Extract the entries in their exact form.

— START OF Given data —

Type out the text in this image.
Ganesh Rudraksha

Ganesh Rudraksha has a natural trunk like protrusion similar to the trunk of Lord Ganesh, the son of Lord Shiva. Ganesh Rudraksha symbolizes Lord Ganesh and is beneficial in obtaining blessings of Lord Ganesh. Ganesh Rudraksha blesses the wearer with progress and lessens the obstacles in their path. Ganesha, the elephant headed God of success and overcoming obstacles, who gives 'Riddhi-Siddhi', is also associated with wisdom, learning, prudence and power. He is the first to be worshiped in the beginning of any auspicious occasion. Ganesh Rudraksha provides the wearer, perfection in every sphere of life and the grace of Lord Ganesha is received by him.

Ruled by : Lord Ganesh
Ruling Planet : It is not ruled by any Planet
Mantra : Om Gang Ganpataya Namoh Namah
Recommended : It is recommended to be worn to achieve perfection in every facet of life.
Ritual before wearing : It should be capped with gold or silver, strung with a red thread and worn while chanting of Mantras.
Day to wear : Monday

— END OF Given data —

• **Completed exercise**:
Type out the text in this image.
Ganesh Rudraksha

Ganesh Rudraksha has a natural trunk like protrusion similar to the trunk of Lord Ganesh, the son of Lord Shiva. Ganesh Rudraksha symbolizes Lord Ganesh and is beneficial in obtaining blessings of Lord Ganesh. Ganesh Rudraksha blesses the wearer with progress and lessens the obstacles in their path. Ganesha, the elephant headed God of success and overcoming obstacles, who gives 'Riddhi-Siddhi', is also associated with wisdom, learning, prudence and power. He is the first to be worshiped in the beginning of any auspicious occasion. Ganesh Rudraksha provides the wearer, perfection in every sphere of life and the grace of Lord Ganesha is received by him.

Ruled by : Lord Ganesh
Ruling Planet : It is not ruled by any Planet
Mantra : Om Gang Ganpataya Namoh Namah
Recommended : It is recommended to be worn to achieve perfection in every facet of life.
Ritual before wearing : It should be capped with gold or silver, strung with a red thread and worn while chanting of Mantras.
Day to wear : Monday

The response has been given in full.